Start Entries provided

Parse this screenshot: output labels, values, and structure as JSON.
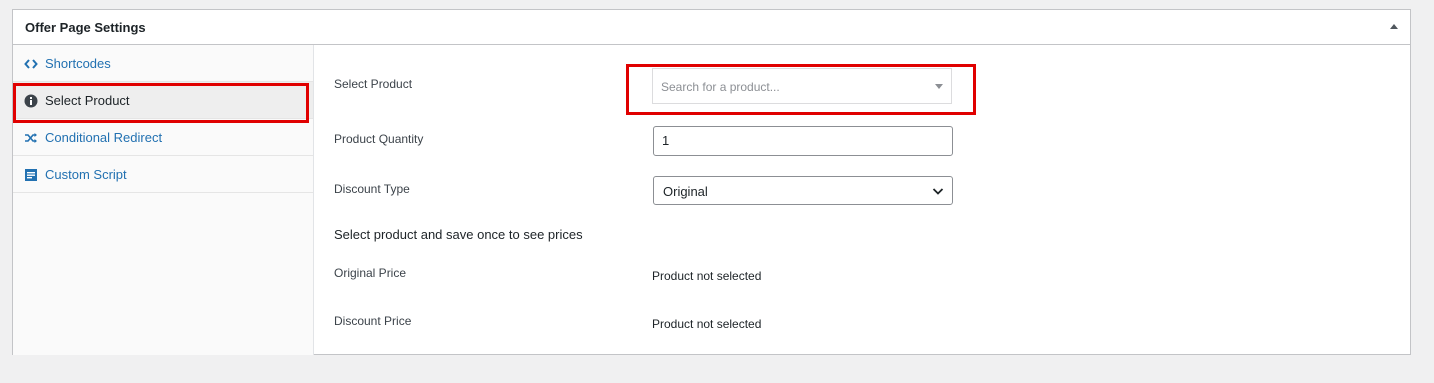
{
  "panel": {
    "title": "Offer Page Settings"
  },
  "sidebar": {
    "items": [
      {
        "label": "Shortcodes",
        "icon": "code-icon"
      },
      {
        "label": "Select Product",
        "icon": "info-icon",
        "active": true
      },
      {
        "label": "Conditional Redirect",
        "icon": "shuffle-icon"
      },
      {
        "label": "Custom Script",
        "icon": "script-icon"
      }
    ]
  },
  "form": {
    "select_product": {
      "label": "Select Product",
      "placeholder": "Search for a product..."
    },
    "quantity": {
      "label": "Product Quantity",
      "value": "1"
    },
    "discount_type": {
      "label": "Discount Type",
      "value": "Original"
    },
    "notice": "Select product and save once to see prices",
    "original_price": {
      "label": "Original Price",
      "value": "Product not selected"
    },
    "discount_price": {
      "label": "Discount Price",
      "value": "Product not selected"
    }
  },
  "colors": {
    "link": "#2271b1",
    "highlight": "#e00000",
    "active_tab_bg": "#eeeeee"
  }
}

End Entries provided

◆ Aim:
Output all of the entries verbatim, leaving out any images.

◆ Result for this task:
Parse this screenshot: output labels, values, and structure as JSON.
{
  "panel": {
    "title": "Offer Page Settings"
  },
  "sidebar": {
    "items": [
      {
        "label": "Shortcodes",
        "icon": "code-icon"
      },
      {
        "label": "Select Product",
        "icon": "info-icon",
        "active": true
      },
      {
        "label": "Conditional Redirect",
        "icon": "shuffle-icon"
      },
      {
        "label": "Custom Script",
        "icon": "script-icon"
      }
    ]
  },
  "form": {
    "select_product": {
      "label": "Select Product",
      "placeholder": "Search for a product..."
    },
    "quantity": {
      "label": "Product Quantity",
      "value": "1"
    },
    "discount_type": {
      "label": "Discount Type",
      "value": "Original"
    },
    "notice": "Select product and save once to see prices",
    "original_price": {
      "label": "Original Price",
      "value": "Product not selected"
    },
    "discount_price": {
      "label": "Discount Price",
      "value": "Product not selected"
    }
  },
  "colors": {
    "link": "#2271b1",
    "highlight": "#e00000",
    "active_tab_bg": "#eeeeee"
  }
}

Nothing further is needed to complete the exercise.